=== Data lines ===
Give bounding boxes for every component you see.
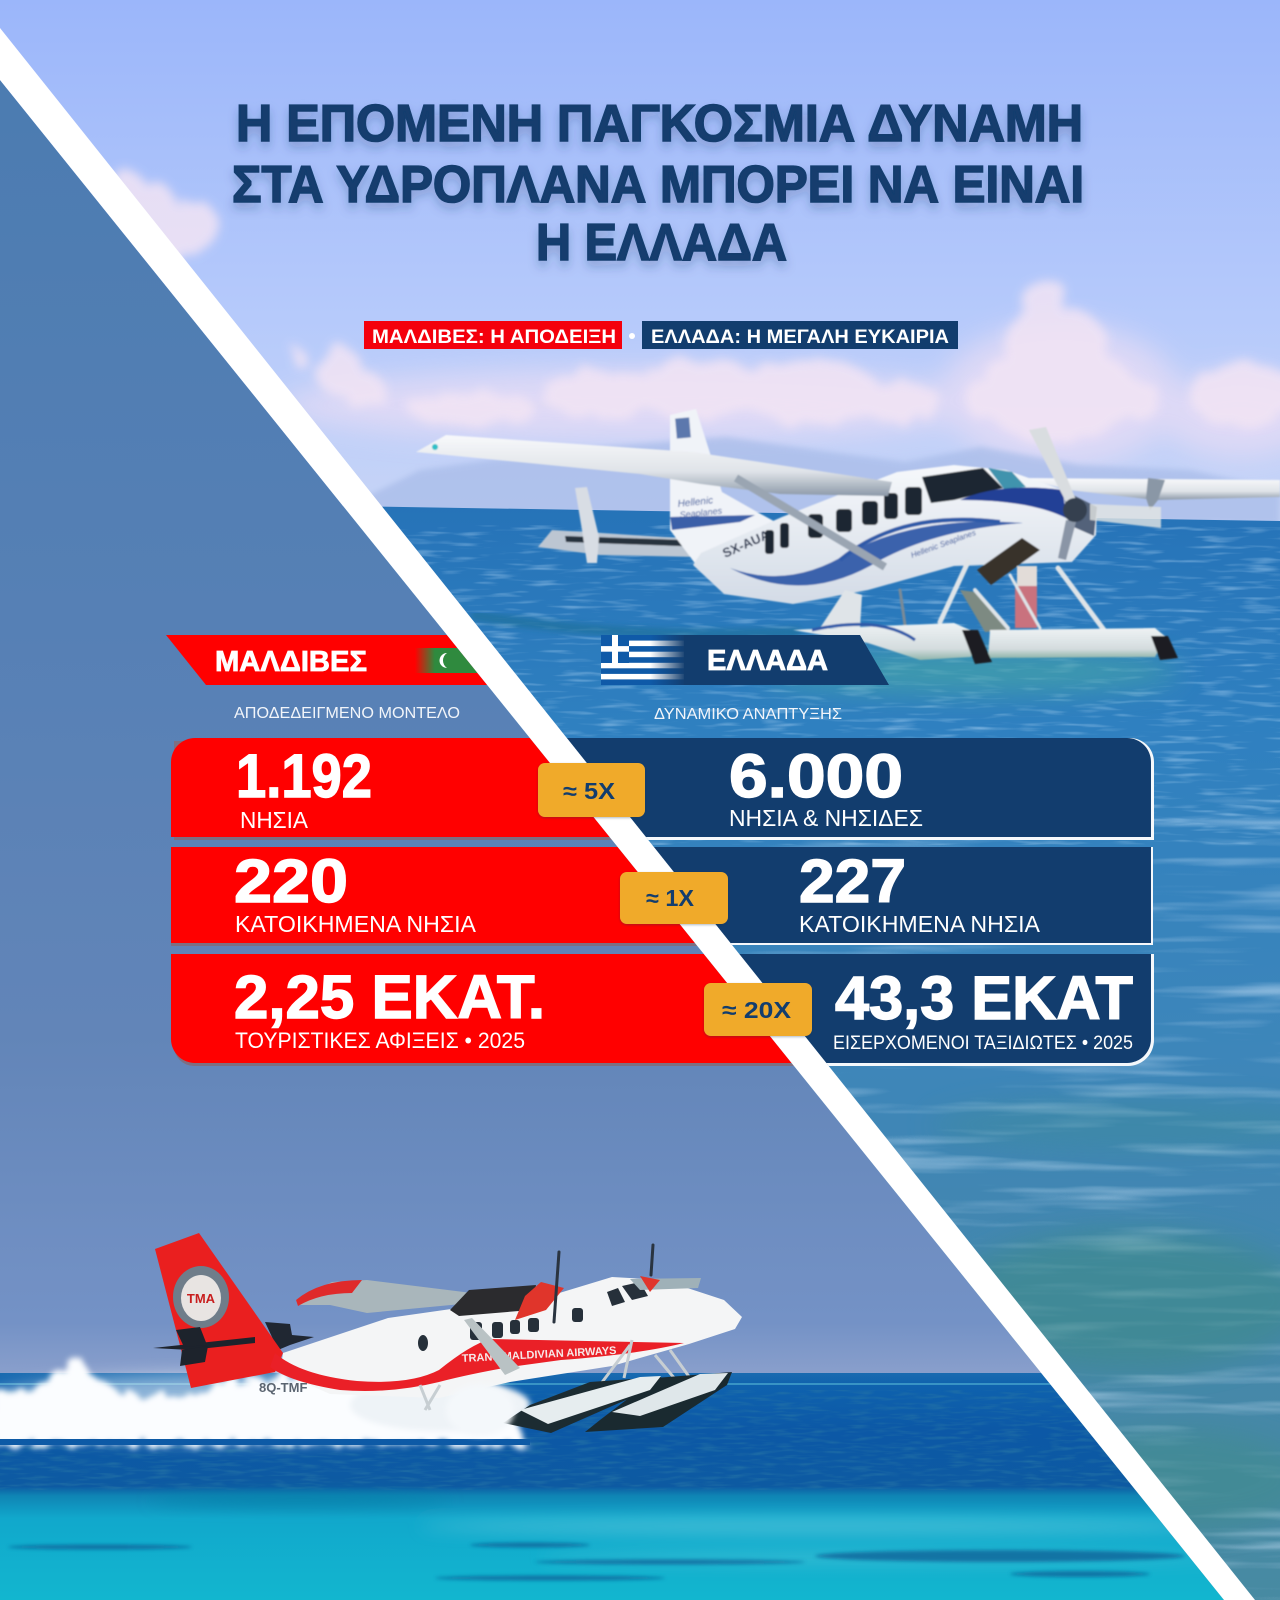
dark exhaust panel: [977, 538, 1040, 585]
tag: Greece opportunity: [642, 321, 958, 349]
belly mist: [350, 1379, 530, 1431]
fuselage: SX-AUA: [720, 527, 772, 561]
wing: [296, 1280, 472, 1313]
Greece islands stat: ΝΗΣΙΑ & ΝΗΣΙΔΕΣ: [729, 805, 923, 831]
tail fin: Hellenic: [677, 495, 714, 510]
badge: approx 5X: [538, 763, 645, 817]
Maldives arrivals stat: 2,25 ΕΚΑΤ.: [234, 963, 545, 1031]
title: Η ΕΛΛΑΔΑ: [536, 214, 787, 272]
blue livery swooshes: [730, 522, 1023, 586]
distant mountains: [340, 437, 1280, 525]
ribbon: Greece: [601, 635, 889, 685]
comparison panel: rows, ribbons and sublabels: [166, 635, 1154, 1066]
Greece islands stat: [729, 742, 923, 831]
Greece arrivals stat: 43,3 ΕΚΑΤ: [835, 964, 1133, 1032]
red engine cowl: [515, 1282, 564, 1320]
person on float: [1015, 566, 1037, 628]
tag: Maldives proof: ΜΑΛΔΙΒΕΣ: Η ΑΠΟΔΕΙΞΗ: [372, 327, 616, 348]
tag: Greece opportunity: ΕΛΛΑΔΑ: Η ΜΕΓΑΛΗ ΕΥΚΑΙΡΙΑ: [651, 327, 949, 348]
float struts: [420, 1340, 690, 1410]
far strut and right wing: [1023, 478, 1280, 500]
photo: red Twin Otter seaplane with spray: [0, 1233, 742, 1445]
near and far floats: [446, 1372, 732, 1436]
ribbon: Maldives: [166, 635, 487, 685]
waterline: [0, 1439, 530, 1445]
badge: approx 20X: [704, 983, 812, 1036]
near float: [793, 623, 977, 660]
blue nose: [960, 488, 1066, 518]
Maldives inhabited stat: 220: [234, 847, 348, 915]
Greece arrivals stat: ΕΙΣΕΡΧΟΜΕΝΟΙ ΤΑΞΙΔΙΩΤΕΣ • 2025: [833, 1033, 1133, 1054]
main wing: [416, 435, 892, 496]
windshield: [922, 468, 1003, 503]
windows: [418, 1282, 648, 1351]
Maldives inhabited stat: ΚΑΤΟΙΚΗΜΕΝΑ ΝΗΣΙΑ: [235, 911, 477, 937]
red cheatline: [270, 1339, 684, 1391]
subtitle tags: [364, 321, 958, 349]
badge: approx 20X: ≈ 20X: [722, 997, 792, 1023]
badge: approx 1X: ≈ 1X: [646, 885, 695, 911]
photo: red Twin Otter seaplane with spray: TRANS MALDIVIAN AIRWAYS: [462, 1345, 617, 1365]
horizontal stabiliser: [538, 487, 713, 563]
sea: Greece: [340, 506, 1280, 1600]
tail fin: Seaplanes: [679, 506, 723, 520]
tail fin: [670, 409, 790, 570]
title: [232, 95, 1084, 272]
title: ΣΤΑ ΥΔΡΟΠΛΑΝΑ ΜΠΟΡΕΙ ΝΑ ΕΙΝΑΙ: [232, 156, 1084, 214]
row 2: inhabited islands: [234, 847, 1041, 937]
windows: [765, 487, 922, 554]
row 3: visitors: [234, 963, 1133, 1054]
far engine: [630, 1276, 701, 1292]
title: Η ΕΠΟΜΕΝΗ ΠΑΓΚΟΣΜΙΑ ΔΥΝΑΜΗ: [236, 95, 1083, 153]
badge: approx 1X: [620, 872, 728, 924]
Maldives islands stat: [236, 742, 372, 833]
airline logo: [173, 1266, 229, 1328]
label: Maldives heading: ΜΑΛΔΙΒΕΣ: [215, 646, 367, 678]
bullet separator: [629, 333, 635, 339]
icon: Maldives flag: [416, 648, 478, 673]
sublabel: proven model: ΑΠΟΔΕΔΕΙΓΜΕΝΟ ΜΟΝΤΕΛΟ: [234, 705, 460, 722]
badge: approx 5X: ≈ 5X: [563, 778, 616, 804]
photo: red Twin Otter seaplane with spray: 8Q-TMF: [259, 1380, 307, 1395]
Maldives islands stat: ΝΗΣΙΑ: [240, 807, 309, 833]
water spray mist: [0, 1374, 500, 1442]
far tail stabiliser: [265, 1322, 314, 1350]
propellers: [554, 1245, 653, 1322]
water spray: [0, 1352, 525, 1444]
Maldives rows in red: [166, 635, 794, 1066]
Maldives inhabited stat: [234, 847, 477, 937]
photo: Greek Cessna seaplane on floats: [416, 409, 1280, 664]
Greece inhabited stat: ΚΑΤΟΙΚΗΜΕΝΑ ΝΗΣΙΑ: [799, 911, 1041, 937]
far float: [988, 628, 1166, 658]
red tail fin: [155, 1233, 283, 1388]
row 1: islands: [236, 742, 923, 833]
fuselage: Hellenic Seaplanes: [910, 528, 977, 560]
float ends: [962, 630, 992, 664]
label: Greece heading: ΕΛΛΑΔΑ: [707, 645, 828, 677]
Greece inhabited stat: 227: [799, 847, 906, 915]
airline logo: TMA: [187, 1291, 216, 1306]
Maldives islands stat: 1.192: [236, 742, 372, 810]
sea: Maldives: [0, 1373, 1280, 1600]
wing strut: [736, 478, 885, 567]
sublabel: growth potential: ΔΥΝΑΜΙΚΟ ΑΝΑΠΤΥΞΗΣ: [654, 706, 842, 723]
tailplane: [153, 1327, 255, 1366]
fuselage: [280, 1277, 742, 1398]
struts: [820, 562, 1104, 632]
Maldives arrivals stat: ΤΟΥΡΙΣΤΙΚΕΣ ΑΦΙΞΕΙΣ • 2025: [235, 1028, 525, 1053]
Greece inhabited stat: [799, 847, 1041, 937]
wing strut: [464, 1318, 520, 1375]
propeller: [1029, 427, 1161, 560]
Greek rows in navy: [520, 738, 1154, 1066]
fuselage: [693, 465, 1097, 604]
dark nacelle: [450, 1285, 536, 1316]
Greece islands stat: 6.000: [729, 742, 903, 810]
icon: Greek flag: [601, 635, 686, 685]
clouds over Greece: [116, 172, 1280, 465]
tag: Maldives proof: [364, 321, 622, 349]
===
Prompt:
Rewrite every line of the items above as a numbered list, skipping any blank lines. Leave the pictures out of your answer.

In response:
1. Give bounding boxes for every component you see.
2. dark exhaust panel: [977, 538, 1040, 585]
3. tag: Greece opportunity: [642, 321, 958, 349]
4. belly mist: [350, 1379, 530, 1431]
5. fuselage: SX-AUA: [720, 527, 772, 561]
6. wing: [296, 1280, 472, 1313]
7. Greece islands stat: ΝΗΣΙΑ & ΝΗΣΙΔΕΣ: [729, 805, 923, 831]
8. tail fin: Hellenic: [677, 495, 714, 510]
9. badge: approx 5X: [538, 763, 645, 817]
10. Maldives arrivals stat: 2,25 ΕΚΑΤ.: [234, 963, 545, 1031]
11. title: Η ΕΛΛΑΔΑ: [536, 214, 787, 272]
12. blue livery swooshes: [730, 522, 1023, 586]
13. distant mountains: [340, 437, 1280, 525]
14. ribbon: Greece: [601, 635, 889, 685]
15. comparison panel: rows, ribbons and sublabels: [166, 635, 1154, 1066]
16. Greece islands stat: [729, 742, 923, 831]
17. Greece arrivals stat: 43,3 ΕΚΑΤ: [835, 964, 1133, 1032]
18. red engine cowl: [515, 1282, 564, 1320]
19. person on float: [1015, 566, 1037, 628]
20. tag: Maldives proof: ΜΑΛΔΙΒΕΣ: Η ΑΠΟΔΕΙΞΗ: [372, 327, 616, 348]
21. tag: Greece opportunity: ΕΛΛΑΔΑ: Η ΜΕΓΑΛΗ ΕΥΚΑΙΡΙΑ: [651, 327, 949, 348]
22. float struts: [420, 1340, 690, 1410]
23. far strut and right wing: [1023, 478, 1280, 500]
24. photo: red Twin Otter seaplane with spray: [0, 1233, 742, 1445]
25. near and far floats: [446, 1372, 732, 1436]
26. ribbon: Maldives: [166, 635, 487, 685]
27. waterline: [0, 1439, 530, 1445]
28. badge: approx 20X: [704, 983, 812, 1036]
29. near float: [793, 623, 977, 660]
30. blue nose: [960, 488, 1066, 518]
31. Maldives inhabited stat: 220: [234, 847, 348, 915]
32. Greece arrivals stat: ΕΙΣΕΡΧΟΜΕΝΟΙ ΤΑΞΙΔΙΩΤΕΣ • 2025: [833, 1033, 1133, 1054]
33. main wing: [416, 435, 892, 496]
34. windshield: [922, 468, 1003, 503]
35. windows: [418, 1282, 648, 1351]
36. Maldives inhabited stat: ΚΑΤΟΙΚΗΜΕΝΑ ΝΗΣΙΑ: [235, 911, 477, 937]
37. red cheatline: [270, 1339, 684, 1391]
38. subtitle tags: [364, 321, 958, 349]
39. badge: approx 20X: ≈ 20X: [722, 997, 792, 1023]
40. badge: approx 1X: ≈ 1X: [646, 885, 695, 911]
41. photo: red Twin Otter seaplane with spray: TRANS MALDIVIAN AIRWAYS: [462, 1345, 617, 1365]
42. horizontal stabiliser: [538, 487, 713, 563]
43. sea: Greece: [340, 506, 1280, 1600]
44. tail fin: Seaplanes: [679, 506, 723, 520]
45. tail fin: [670, 409, 790, 570]
46. title: [232, 95, 1084, 272]
47. title: ΣΤΑ ΥΔΡΟΠΛΑΝΑ ΜΠΟΡΕΙ ΝΑ ΕΙΝΑΙ: [232, 156, 1084, 214]
48. row 2: inhabited islands: [234, 847, 1041, 937]
49. windows: [765, 487, 922, 554]
50. row 3: visitors: [234, 963, 1133, 1054]
51. far engine: [630, 1276, 701, 1292]
52. title: Η ΕΠΟΜΕΝΗ ΠΑΓΚΟΣΜΙΑ ΔΥΝΑΜΗ: [236, 95, 1083, 153]
53. badge: approx 1X: [620, 872, 728, 924]
54. Maldives islands stat: [236, 742, 372, 833]
55. airline logo: [173, 1266, 229, 1328]
56. label: Maldives heading: ΜΑΛΔΙΒΕΣ: [215, 646, 367, 678]
57. bullet separator: [629, 333, 635, 339]
58. icon: Maldives flag: [416, 648, 478, 673]
59. sublabel: proven model: ΑΠΟΔΕΔΕΙΓΜΕΝΟ ΜΟΝΤΕΛΟ: [234, 705, 460, 722]
60. badge: approx 5X: ≈ 5X: [563, 778, 616, 804]
61. photo: red Twin Otter seaplane with spray: 8Q-TMF: [259, 1380, 307, 1395]
62. Maldives islands stat: ΝΗΣΙΑ: [240, 807, 309, 833]
63. water spray mist: [0, 1374, 500, 1442]
64. far tail stabiliser: [265, 1322, 314, 1350]
65. propellers: [554, 1245, 653, 1322]
66. water spray: [0, 1352, 525, 1444]
67. Maldives rows in red: [166, 635, 794, 1066]
68. Maldives inhabited stat: [234, 847, 477, 937]
69. photo: Greek Cessna seaplane on floats: [416, 409, 1280, 664]
70. Greece inhabited stat: ΚΑΤΟΙΚΗΜΕΝΑ ΝΗΣΙΑ: [799, 911, 1041, 937]
71. far float: [988, 628, 1166, 658]
72. red tail fin: [155, 1233, 283, 1388]
73. row 1: islands: [236, 742, 923, 833]
74. fuselage: Hellenic Seaplanes: [910, 528, 977, 560]
75. float ends: [962, 630, 992, 664]
76. label: Greece heading: ΕΛΛΑΔΑ: [707, 645, 828, 677]
77. Greece inhabited stat: 227: [799, 847, 906, 915]
78. airline logo: TMA: [187, 1291, 216, 1306]
79. Maldives islands stat: 1.192: [236, 742, 372, 810]
80. sea: Maldives: [0, 1373, 1280, 1600]
81. wing strut: [736, 478, 885, 567]
82. sublabel: growth potential: ΔΥΝΑΜΙΚΟ ΑΝΑΠΤΥΞΗΣ: [654, 706, 842, 723]
83. tailplane: [153, 1327, 255, 1366]
84. fuselage: [280, 1277, 742, 1398]
85. struts: [820, 562, 1104, 632]
86. Maldives arrivals stat: ΤΟΥΡΙΣΤΙΚΕΣ ΑΦΙΞΕΙΣ • 2025: [235, 1028, 525, 1053]
87. Greece inhabited stat: [799, 847, 1041, 937]
88. wing strut: [464, 1318, 520, 1375]
89. propeller: [1029, 427, 1161, 560]
90. Greek rows in navy: [520, 738, 1154, 1066]
91. fuselage: [693, 465, 1097, 604]
92. dark nacelle: [450, 1285, 536, 1316]
93. Greece islands stat: 6.000: [729, 742, 903, 810]
94. icon: Greek flag: [601, 635, 686, 685]
95. clouds over Greece: [116, 172, 1280, 465]
96. tag: Maldives proof: [364, 321, 622, 349]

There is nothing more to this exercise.